* _GOAL OF THE EXERCISE_:
Report the number of lines where the string "page" occurs, and write nothing else.

* _GIVEN DATA_:
╔══

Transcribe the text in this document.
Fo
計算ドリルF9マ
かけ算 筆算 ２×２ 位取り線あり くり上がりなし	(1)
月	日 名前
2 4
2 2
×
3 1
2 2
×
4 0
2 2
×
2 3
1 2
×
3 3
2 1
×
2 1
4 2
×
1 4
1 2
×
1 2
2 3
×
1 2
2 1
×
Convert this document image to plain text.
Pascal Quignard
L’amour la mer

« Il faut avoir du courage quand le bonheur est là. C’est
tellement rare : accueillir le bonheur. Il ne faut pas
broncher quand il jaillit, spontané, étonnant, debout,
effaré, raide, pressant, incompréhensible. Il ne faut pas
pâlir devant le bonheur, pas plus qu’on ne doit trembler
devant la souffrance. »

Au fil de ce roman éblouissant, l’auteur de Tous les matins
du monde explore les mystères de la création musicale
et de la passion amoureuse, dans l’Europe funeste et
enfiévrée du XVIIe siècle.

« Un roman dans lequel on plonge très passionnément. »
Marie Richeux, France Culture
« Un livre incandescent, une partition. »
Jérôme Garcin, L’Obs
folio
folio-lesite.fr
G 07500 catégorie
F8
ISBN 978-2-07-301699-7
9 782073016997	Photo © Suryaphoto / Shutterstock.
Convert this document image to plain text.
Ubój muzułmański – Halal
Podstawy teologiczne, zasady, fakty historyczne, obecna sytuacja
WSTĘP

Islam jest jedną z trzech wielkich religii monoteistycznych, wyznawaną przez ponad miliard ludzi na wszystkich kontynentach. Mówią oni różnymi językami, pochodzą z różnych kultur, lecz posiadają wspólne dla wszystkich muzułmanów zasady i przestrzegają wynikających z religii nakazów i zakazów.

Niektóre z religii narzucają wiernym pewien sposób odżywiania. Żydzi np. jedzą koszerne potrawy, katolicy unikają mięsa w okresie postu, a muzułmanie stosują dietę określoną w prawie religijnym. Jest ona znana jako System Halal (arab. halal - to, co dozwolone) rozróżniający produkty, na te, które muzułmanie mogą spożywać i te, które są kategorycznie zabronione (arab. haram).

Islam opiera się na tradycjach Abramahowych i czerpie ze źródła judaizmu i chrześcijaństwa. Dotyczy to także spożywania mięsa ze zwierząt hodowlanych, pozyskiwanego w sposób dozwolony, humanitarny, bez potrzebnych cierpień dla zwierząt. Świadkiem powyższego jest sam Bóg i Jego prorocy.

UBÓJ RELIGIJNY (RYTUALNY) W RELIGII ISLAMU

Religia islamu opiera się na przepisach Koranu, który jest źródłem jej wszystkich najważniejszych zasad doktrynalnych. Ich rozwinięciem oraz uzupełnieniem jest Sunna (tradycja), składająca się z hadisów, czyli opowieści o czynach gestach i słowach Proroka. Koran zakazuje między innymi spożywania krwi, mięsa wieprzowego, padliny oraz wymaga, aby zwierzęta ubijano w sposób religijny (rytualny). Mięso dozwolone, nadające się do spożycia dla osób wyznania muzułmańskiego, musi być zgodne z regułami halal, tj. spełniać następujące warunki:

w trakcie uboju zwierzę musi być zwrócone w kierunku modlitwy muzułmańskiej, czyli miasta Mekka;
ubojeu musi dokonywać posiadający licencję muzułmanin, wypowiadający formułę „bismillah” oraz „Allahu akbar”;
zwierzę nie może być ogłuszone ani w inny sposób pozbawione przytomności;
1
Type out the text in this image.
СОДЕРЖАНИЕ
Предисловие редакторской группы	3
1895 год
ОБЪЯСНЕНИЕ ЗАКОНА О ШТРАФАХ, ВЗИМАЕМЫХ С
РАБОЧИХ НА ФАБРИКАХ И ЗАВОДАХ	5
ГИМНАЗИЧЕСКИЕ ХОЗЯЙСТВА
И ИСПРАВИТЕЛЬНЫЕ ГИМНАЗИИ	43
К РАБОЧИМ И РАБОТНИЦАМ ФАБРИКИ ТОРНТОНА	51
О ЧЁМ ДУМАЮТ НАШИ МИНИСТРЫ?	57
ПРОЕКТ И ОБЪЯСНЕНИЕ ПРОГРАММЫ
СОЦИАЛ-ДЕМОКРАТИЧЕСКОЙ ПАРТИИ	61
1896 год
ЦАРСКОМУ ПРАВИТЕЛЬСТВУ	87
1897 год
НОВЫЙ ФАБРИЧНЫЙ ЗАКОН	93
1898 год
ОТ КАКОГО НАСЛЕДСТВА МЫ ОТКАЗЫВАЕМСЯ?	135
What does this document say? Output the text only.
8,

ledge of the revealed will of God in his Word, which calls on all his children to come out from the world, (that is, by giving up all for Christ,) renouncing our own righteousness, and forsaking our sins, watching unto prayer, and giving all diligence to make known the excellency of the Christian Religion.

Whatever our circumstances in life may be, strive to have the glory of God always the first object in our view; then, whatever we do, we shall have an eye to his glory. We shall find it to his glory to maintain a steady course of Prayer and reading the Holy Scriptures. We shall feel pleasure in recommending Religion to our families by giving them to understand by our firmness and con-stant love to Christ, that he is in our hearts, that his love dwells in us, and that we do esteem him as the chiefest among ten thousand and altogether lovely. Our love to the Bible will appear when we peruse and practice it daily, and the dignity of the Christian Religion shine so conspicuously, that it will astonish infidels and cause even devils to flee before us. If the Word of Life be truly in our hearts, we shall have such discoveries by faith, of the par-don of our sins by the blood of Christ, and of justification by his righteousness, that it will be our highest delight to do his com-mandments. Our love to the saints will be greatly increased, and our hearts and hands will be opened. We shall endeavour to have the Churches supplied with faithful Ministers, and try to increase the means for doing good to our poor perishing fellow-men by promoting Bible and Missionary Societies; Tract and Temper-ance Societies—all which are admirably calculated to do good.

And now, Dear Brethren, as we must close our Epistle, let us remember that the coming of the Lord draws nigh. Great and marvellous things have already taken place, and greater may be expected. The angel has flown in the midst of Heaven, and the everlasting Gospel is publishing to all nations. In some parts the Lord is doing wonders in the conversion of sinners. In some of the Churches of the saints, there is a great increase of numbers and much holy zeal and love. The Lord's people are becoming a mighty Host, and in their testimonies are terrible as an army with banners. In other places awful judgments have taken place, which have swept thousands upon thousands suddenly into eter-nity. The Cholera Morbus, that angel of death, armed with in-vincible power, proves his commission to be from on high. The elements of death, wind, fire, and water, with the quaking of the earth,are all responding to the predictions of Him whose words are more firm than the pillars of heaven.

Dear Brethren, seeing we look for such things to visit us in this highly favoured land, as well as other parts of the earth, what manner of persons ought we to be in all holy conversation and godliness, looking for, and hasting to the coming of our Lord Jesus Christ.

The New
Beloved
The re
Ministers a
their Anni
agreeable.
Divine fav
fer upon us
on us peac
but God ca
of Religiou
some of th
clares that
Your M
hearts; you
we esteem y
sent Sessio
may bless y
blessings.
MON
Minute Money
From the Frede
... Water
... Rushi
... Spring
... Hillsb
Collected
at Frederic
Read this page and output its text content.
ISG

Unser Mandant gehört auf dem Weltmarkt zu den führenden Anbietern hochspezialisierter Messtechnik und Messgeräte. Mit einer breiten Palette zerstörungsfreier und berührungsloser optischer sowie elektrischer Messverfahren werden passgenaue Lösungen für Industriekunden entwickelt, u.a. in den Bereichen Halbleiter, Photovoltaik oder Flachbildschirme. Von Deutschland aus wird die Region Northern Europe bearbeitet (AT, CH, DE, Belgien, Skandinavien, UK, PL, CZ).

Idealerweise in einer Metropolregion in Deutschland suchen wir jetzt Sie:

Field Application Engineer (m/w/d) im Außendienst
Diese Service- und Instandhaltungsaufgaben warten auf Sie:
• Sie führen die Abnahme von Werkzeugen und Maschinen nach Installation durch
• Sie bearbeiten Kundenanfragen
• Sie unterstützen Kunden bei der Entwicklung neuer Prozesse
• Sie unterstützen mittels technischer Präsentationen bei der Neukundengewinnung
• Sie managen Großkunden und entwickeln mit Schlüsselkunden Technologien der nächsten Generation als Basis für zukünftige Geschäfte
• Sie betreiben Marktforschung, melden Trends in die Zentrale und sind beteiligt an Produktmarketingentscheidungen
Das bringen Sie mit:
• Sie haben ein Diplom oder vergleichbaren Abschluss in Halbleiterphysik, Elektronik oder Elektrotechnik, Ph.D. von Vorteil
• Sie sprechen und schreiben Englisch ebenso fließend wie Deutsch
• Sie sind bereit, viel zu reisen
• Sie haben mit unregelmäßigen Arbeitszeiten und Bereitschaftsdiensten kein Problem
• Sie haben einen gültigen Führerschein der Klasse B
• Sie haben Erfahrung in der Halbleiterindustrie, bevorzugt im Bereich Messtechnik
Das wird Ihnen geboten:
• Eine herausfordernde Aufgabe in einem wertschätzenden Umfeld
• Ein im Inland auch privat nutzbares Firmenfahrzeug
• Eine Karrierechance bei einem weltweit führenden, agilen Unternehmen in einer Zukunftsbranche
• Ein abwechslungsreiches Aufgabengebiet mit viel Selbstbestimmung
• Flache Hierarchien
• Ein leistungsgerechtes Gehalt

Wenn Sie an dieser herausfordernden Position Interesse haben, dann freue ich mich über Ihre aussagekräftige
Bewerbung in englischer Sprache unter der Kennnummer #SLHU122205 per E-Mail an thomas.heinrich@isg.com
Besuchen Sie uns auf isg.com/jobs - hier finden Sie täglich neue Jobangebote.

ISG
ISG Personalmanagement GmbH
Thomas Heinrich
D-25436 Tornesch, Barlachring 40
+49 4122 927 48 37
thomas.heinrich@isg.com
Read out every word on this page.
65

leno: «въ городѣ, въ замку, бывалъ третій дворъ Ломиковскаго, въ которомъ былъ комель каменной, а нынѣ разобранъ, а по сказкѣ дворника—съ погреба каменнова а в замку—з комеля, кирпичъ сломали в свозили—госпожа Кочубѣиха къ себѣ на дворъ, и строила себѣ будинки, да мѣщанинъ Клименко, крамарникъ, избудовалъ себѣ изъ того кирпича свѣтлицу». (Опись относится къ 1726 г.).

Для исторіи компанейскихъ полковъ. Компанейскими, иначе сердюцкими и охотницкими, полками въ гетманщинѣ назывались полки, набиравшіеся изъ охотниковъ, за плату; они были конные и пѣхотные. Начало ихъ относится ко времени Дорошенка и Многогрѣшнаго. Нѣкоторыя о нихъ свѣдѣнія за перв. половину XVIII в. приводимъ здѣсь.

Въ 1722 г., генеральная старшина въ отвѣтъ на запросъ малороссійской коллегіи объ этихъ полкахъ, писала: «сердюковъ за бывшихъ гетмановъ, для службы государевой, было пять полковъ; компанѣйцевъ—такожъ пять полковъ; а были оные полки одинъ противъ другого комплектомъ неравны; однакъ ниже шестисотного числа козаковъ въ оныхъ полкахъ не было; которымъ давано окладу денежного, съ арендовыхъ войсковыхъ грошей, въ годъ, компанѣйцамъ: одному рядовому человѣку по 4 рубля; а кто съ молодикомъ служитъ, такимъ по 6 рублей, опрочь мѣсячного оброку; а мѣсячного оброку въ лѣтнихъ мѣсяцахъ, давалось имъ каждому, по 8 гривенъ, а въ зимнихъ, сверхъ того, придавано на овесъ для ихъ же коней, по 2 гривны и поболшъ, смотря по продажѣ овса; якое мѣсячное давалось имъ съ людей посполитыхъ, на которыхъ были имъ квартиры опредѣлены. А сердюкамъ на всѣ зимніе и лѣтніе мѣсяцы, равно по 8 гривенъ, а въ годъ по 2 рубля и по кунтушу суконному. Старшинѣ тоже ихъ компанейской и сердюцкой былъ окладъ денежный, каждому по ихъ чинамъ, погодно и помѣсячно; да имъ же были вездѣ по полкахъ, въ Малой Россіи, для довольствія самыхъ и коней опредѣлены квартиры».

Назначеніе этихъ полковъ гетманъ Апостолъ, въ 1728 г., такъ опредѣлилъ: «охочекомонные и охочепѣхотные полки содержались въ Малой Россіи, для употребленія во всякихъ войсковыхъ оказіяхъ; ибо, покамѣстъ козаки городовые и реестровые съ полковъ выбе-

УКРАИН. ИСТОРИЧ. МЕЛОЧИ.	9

╚══

* _EXPECTED OUTPUT_:
2